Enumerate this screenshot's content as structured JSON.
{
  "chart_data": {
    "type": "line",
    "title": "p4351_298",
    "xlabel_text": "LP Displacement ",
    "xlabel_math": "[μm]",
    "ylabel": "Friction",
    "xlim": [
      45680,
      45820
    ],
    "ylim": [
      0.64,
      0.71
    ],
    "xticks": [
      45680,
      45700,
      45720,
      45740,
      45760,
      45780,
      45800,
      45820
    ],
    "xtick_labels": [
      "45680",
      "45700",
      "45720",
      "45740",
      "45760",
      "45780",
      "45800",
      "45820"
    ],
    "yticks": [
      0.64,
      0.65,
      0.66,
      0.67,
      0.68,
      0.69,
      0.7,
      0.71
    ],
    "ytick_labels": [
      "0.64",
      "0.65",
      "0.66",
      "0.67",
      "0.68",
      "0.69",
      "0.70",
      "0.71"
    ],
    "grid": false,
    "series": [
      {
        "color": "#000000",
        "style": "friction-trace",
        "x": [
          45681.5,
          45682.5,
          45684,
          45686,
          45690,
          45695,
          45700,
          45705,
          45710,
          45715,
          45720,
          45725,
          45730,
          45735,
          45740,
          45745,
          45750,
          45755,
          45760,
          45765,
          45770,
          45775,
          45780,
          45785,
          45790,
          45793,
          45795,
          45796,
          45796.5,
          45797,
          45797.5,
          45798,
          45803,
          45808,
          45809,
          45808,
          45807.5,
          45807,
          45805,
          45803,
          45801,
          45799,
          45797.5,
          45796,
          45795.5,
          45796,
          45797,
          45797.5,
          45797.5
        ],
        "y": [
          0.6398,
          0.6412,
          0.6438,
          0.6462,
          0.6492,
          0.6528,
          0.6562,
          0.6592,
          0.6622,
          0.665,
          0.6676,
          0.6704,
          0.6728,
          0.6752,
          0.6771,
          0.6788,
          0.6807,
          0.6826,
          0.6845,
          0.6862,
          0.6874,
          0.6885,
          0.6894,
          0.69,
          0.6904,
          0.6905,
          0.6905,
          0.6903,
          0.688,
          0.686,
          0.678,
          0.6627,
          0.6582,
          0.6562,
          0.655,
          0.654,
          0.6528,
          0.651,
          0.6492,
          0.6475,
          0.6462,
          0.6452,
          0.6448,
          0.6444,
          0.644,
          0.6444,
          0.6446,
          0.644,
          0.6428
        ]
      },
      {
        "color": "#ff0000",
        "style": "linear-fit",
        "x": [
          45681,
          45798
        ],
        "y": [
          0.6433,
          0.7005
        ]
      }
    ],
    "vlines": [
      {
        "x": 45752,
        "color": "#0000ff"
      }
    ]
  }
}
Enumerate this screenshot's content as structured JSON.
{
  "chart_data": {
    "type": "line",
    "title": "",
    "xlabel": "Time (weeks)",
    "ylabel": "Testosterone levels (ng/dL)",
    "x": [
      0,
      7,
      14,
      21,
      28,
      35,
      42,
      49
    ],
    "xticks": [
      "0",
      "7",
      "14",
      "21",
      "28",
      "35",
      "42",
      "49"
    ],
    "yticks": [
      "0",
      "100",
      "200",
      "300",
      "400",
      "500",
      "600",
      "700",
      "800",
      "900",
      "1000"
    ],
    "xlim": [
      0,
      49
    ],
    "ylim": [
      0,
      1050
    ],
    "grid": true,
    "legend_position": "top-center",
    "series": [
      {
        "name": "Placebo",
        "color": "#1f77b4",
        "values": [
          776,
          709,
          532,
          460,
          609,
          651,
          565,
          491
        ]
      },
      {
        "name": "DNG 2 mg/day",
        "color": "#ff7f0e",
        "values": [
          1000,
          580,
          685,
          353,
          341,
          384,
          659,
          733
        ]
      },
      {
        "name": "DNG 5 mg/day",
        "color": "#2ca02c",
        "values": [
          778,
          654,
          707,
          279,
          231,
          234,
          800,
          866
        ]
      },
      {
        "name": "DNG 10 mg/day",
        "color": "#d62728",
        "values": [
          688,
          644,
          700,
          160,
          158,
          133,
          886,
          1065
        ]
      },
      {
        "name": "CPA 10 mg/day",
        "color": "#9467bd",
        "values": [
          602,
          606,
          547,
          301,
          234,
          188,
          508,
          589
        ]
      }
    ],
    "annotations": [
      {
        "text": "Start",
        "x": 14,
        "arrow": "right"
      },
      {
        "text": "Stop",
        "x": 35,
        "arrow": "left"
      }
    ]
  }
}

#####

→ What is being asked
Output the listing above word for word.

→ Correct response
Enumerate this screenshot's content as structured JSON.
{
  "chart_data": {
    "type": "line",
    "title": "p4351_298",
    "xlabel_text": "LP Displacement ",
    "xlabel_math": "[μm]",
    "ylabel": "Friction",
    "xlim": [
      45680,
      45820
    ],
    "ylim": [
      0.64,
      0.71
    ],
    "xticks": [
      45680,
      45700,
      45720,
      45740,
      45760,
      45780,
      45800,
      45820
    ],
    "xtick_labels": [
      "45680",
      "45700",
      "45720",
      "45740",
      "45760",
      "45780",
      "45800",
      "45820"
    ],
    "yticks": [
      0.64,
      0.65,
      0.66,
      0.67,
      0.68,
      0.69,
      0.7,
      0.71
    ],
    "ytick_labels": [
      "0.64",
      "0.65",
      "0.66",
      "0.67",
      "0.68",
      "0.69",
      "0.70",
      "0.71"
    ],
    "grid": false,
    "series": [
      {
        "color": "#000000",
        "style": "friction-trace",
        "x": [
          45681.5,
          45682.5,
          45684,
          45686,
          45690,
          45695,
          45700,
          45705,
          45710,
          45715,
          45720,
          45725,
          45730,
          45735,
          45740,
          45745,
          45750,
          45755,
          45760,
          45765,
          45770,
          45775,
          45780,
          45785,
          45790,
          45793,
          45795,
          45796,
          45796.5,
          45797,
          45797.5,
          45798,
          45803,
          45808,
          45809,
          45808,
          45807.5,
          45807,
          45805,
          45803,
          45801,
          45799,
          45797.5,
          45796,
          45795.5,
          45796,
          45797,
          45797.5,
          45797.5
        ],
        "y": [
          0.6398,
          0.6412,
          0.6438,
          0.6462,
          0.6492,
          0.6528,
          0.6562,
          0.6592,
          0.6622,
          0.665,
          0.6676,
          0.6704,
          0.6728,
          0.6752,
          0.6771,
          0.6788,
          0.6807,
          0.6826,
          0.6845,
          0.6862,
          0.6874,
          0.6885,
          0.6894,
          0.69,
          0.6904,
          0.6905,
          0.6905,
          0.6903,
          0.688,
          0.686,
          0.678,
          0.6627,
          0.6582,
          0.6562,
          0.655,
          0.654,
          0.6528,
          0.651,
          0.6492,
          0.6475,
          0.6462,
          0.6452,
          0.6448,
          0.6444,
          0.644,
          0.6444,
          0.6446,
          0.644,
          0.6428
        ]
      },
      {
        "color": "#ff0000",
        "style": "linear-fit",
        "x": [
          45681,
          45798
        ],
        "y": [
          0.6433,
          0.7005
        ]
      }
    ],
    "vlines": [
      {
        "x": 45752,
        "color": "#0000ff"
      }
    ]
  }
}
Enumerate this screenshot's content as structured JSON.
{
  "chart_data": {
    "type": "line",
    "title": "",
    "xlabel": "Time (weeks)",
    "ylabel": "Testosterone levels (ng/dL)",
    "x": [
      0,
      7,
      14,
      21,
      28,
      35,
      42,
      49
    ],
    "xticks": [
      "0",
      "7",
      "14",
      "21",
      "28",
      "35",
      "42",
      "49"
    ],
    "yticks": [
      "0",
      "100",
      "200",
      "300",
      "400",
      "500",
      "600",
      "700",
      "800",
      "900",
      "1000"
    ],
    "xlim": [
      0,
      49
    ],
    "ylim": [
      0,
      1050
    ],
    "grid": true,
    "legend_position": "top-center",
    "series": [
      {
        "name": "Placebo",
        "color": "#1f77b4",
        "values": [
          776,
          709,
          532,
          460,
          609,
          651,
          565,
          491
        ]
      },
      {
        "name": "DNG 2 mg/day",
        "color": "#ff7f0e",
        "values": [
          1000,
          580,
          685,
          353,
          341,
          384,
          659,
          733
        ]
      },
      {
        "name": "DNG 5 mg/day",
        "color": "#2ca02c",
        "values": [
          778,
          654,
          707,
          279,
          231,
          234,
          800,
          866
        ]
      },
      {
        "name": "DNG 10 mg/day",
        "color": "#d62728",
        "values": [
          688,
          644,
          700,
          160,
          158,
          133,
          886,
          1065
        ]
      },
      {
        "name": "CPA 10 mg/day",
        "color": "#9467bd",
        "values": [
          602,
          606,
          547,
          301,
          234,
          188,
          508,
          589
        ]
      }
    ],
    "annotations": [
      {
        "text": "Start",
        "x": 14,
        "arrow": "right"
      },
      {
        "text": "Stop",
        "x": 35,
        "arrow": "left"
      }
    ]
  }
}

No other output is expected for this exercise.